Restate the material word for word and leave out anything that is a picture.

[Collected data entries]
════════
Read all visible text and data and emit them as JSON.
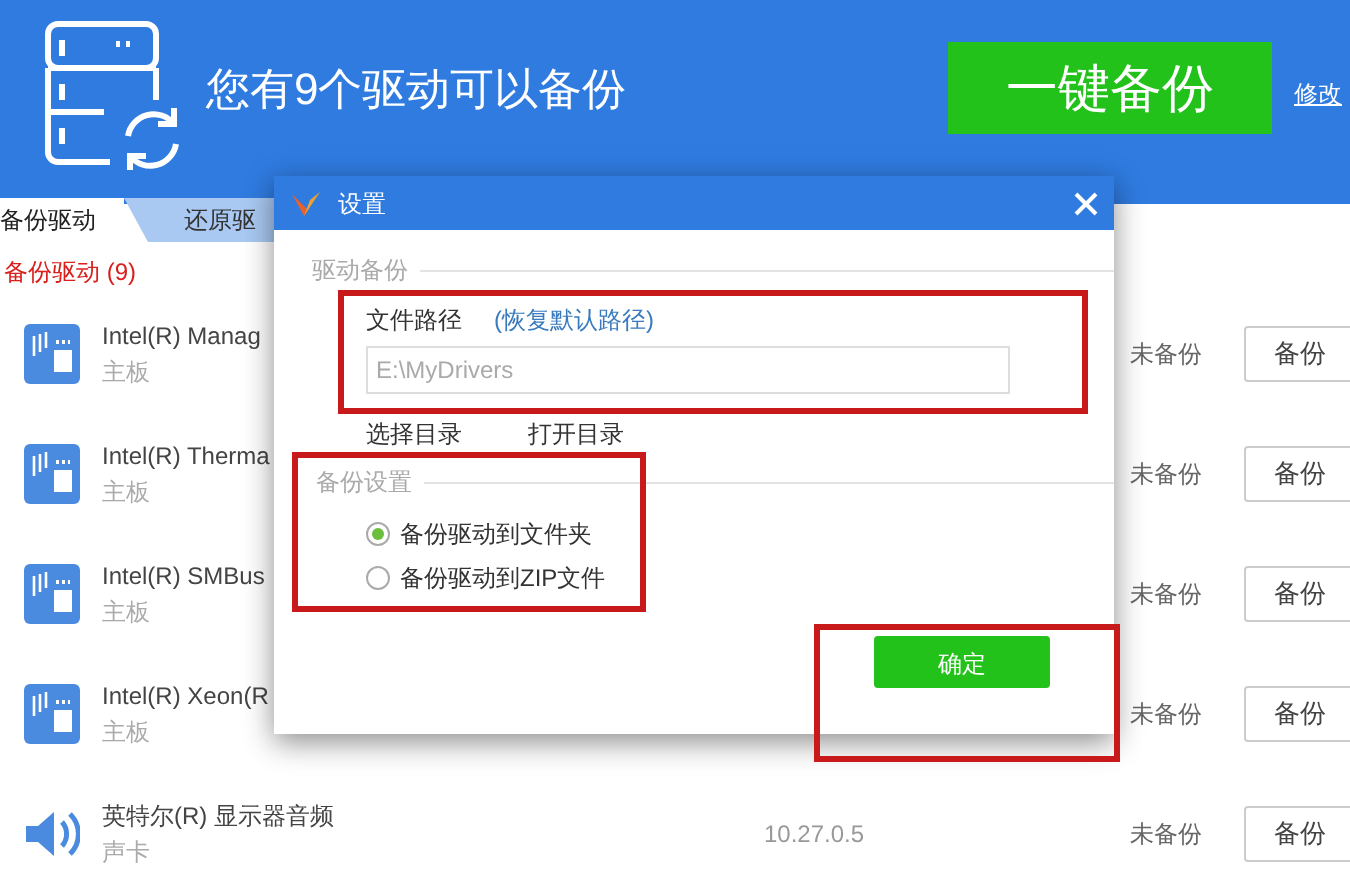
{
  "header": {
    "title": "您有9个驱动可以备份",
    "primary_button": "一键备份",
    "link": "修改"
  },
  "tabs": [
    {
      "label": "备份驱动",
      "selected": true
    },
    {
      "label": "还原驱",
      "selected": false
    }
  ],
  "list_heading": {
    "label": "备份驱动",
    "count": "(9)"
  },
  "drivers": [
    {
      "kind": "chip",
      "name": "Intel(R) Manag",
      "category": "主板",
      "status": "未备份",
      "button": "备份"
    },
    {
      "kind": "chip",
      "name": "Intel(R) Therma",
      "category": "主板",
      "status": "未备份",
      "button": "备份"
    },
    {
      "kind": "chip",
      "name": "Intel(R) SMBus",
      "category": "主板",
      "status": "未备份",
      "button": "备份"
    },
    {
      "kind": "chip",
      "name": "Intel(R) Xeon(R",
      "category": "主板",
      "status": "未备份",
      "button": "备份"
    },
    {
      "kind": "sound",
      "name": "英特尔(R) 显示器音频",
      "category": "声卡",
      "version": "10.27.0.5",
      "status": "未备份",
      "button": "备份"
    }
  ],
  "dialog": {
    "title": "设置",
    "driver_backup": {
      "legend": "驱动备份",
      "path_label": "文件路径",
      "reset_link": "(恢复默认路径)",
      "path_value": "E:\\MyDrivers",
      "links": [
        "选择目录",
        "打开目录"
      ]
    },
    "backup_settings": {
      "legend": "备份设置",
      "options": [
        {
          "label": "备份驱动到文件夹",
          "selected": true
        },
        {
          "label": "备份驱动到ZIP文件",
          "selected": false
        }
      ]
    },
    "ok_button": "确定"
  }
}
════════
→ **EXERCISE RESULT**
Read all visible text and data and emit them as JSON.
{
  "header": {
    "title": "您有9个驱动可以备份",
    "primary_button": "一键备份",
    "link": "修改"
  },
  "tabs": [
    {
      "label": "备份驱动",
      "selected": true
    },
    {
      "label": "还原驱",
      "selected": false
    }
  ],
  "list_heading": {
    "label": "备份驱动",
    "count": "(9)"
  },
  "drivers": [
    {
      "kind": "chip",
      "name": "Intel(R) Manag",
      "category": "主板",
      "status": "未备份",
      "button": "备份"
    },
    {
      "kind": "chip",
      "name": "Intel(R) Therma",
      "category": "主板",
      "status": "未备份",
      "button": "备份"
    },
    {
      "kind": "chip",
      "name": "Intel(R) SMBus",
      "category": "主板",
      "status": "未备份",
      "button": "备份"
    },
    {
      "kind": "chip",
      "name": "Intel(R) Xeon(R",
      "category": "主板",
      "status": "未备份",
      "button": "备份"
    },
    {
      "kind": "sound",
      "name": "英特尔(R) 显示器音频",
      "category": "声卡",
      "version": "10.27.0.5",
      "status": "未备份",
      "button": "备份"
    }
  ],
  "dialog": {
    "title": "设置",
    "driver_backup": {
      "legend": "驱动备份",
      "path_label": "文件路径",
      "reset_link": "(恢复默认路径)",
      "path_value": "E:\\MyDrivers",
      "links": [
        "选择目录",
        "打开目录"
      ]
    },
    "backup_settings": {
      "legend": "备份设置",
      "options": [
        {
          "label": "备份驱动到文件夹",
          "selected": true
        },
        {
          "label": "备份驱动到ZIP文件",
          "selected": false
        }
      ]
    },
    "ok_button": "确定"
  }
}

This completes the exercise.